**Input records**
-- -- --

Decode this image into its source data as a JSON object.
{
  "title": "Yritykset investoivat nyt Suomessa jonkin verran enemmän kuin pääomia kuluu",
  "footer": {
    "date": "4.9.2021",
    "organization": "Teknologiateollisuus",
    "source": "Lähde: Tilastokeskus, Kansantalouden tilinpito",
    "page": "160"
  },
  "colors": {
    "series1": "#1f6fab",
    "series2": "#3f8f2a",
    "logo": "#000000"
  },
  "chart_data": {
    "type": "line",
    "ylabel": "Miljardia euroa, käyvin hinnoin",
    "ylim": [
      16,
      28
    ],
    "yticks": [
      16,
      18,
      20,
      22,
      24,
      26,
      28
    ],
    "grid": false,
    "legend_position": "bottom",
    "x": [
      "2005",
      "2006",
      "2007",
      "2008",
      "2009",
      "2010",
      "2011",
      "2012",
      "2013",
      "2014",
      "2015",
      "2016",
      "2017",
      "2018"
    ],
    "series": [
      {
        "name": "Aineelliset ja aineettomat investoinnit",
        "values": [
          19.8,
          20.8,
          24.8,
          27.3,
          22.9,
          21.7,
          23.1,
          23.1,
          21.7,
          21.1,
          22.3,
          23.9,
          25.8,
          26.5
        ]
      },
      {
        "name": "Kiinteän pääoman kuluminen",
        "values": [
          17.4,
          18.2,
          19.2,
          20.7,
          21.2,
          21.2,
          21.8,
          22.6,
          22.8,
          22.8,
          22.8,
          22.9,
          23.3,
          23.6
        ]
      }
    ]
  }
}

-- -- --

**Goal**
Reproduce the material above, every line of it, exactly.

**Finished exercise**
Decode this image into its source data as a JSON object.
{
  "title": "Yritykset investoivat nyt Suomessa jonkin verran enemmän kuin pääomia kuluu",
  "footer": {
    "date": "4.9.2021",
    "organization": "Teknologiateollisuus",
    "source": "Lähde: Tilastokeskus, Kansantalouden tilinpito",
    "page": "160"
  },
  "colors": {
    "series1": "#1f6fab",
    "series2": "#3f8f2a",
    "logo": "#000000"
  },
  "chart_data": {
    "type": "line",
    "ylabel": "Miljardia euroa, käyvin hinnoin",
    "ylim": [
      16,
      28
    ],
    "yticks": [
      16,
      18,
      20,
      22,
      24,
      26,
      28
    ],
    "grid": false,
    "legend_position": "bottom",
    "x": [
      "2005",
      "2006",
      "2007",
      "2008",
      "2009",
      "2010",
      "2011",
      "2012",
      "2013",
      "2014",
      "2015",
      "2016",
      "2017",
      "2018"
    ],
    "series": [
      {
        "name": "Aineelliset ja aineettomat investoinnit",
        "values": [
          19.8,
          20.8,
          24.8,
          27.3,
          22.9,
          21.7,
          23.1,
          23.1,
          21.7,
          21.1,
          22.3,
          23.9,
          25.8,
          26.5
        ]
      },
      {
        "name": "Kiinteän pääoman kuluminen",
        "values": [
          17.4,
          18.2,
          19.2,
          20.7,
          21.2,
          21.2,
          21.8,
          22.6,
          22.8,
          22.8,
          22.8,
          22.9,
          23.3,
          23.6
        ]
      }
    ]
  }
}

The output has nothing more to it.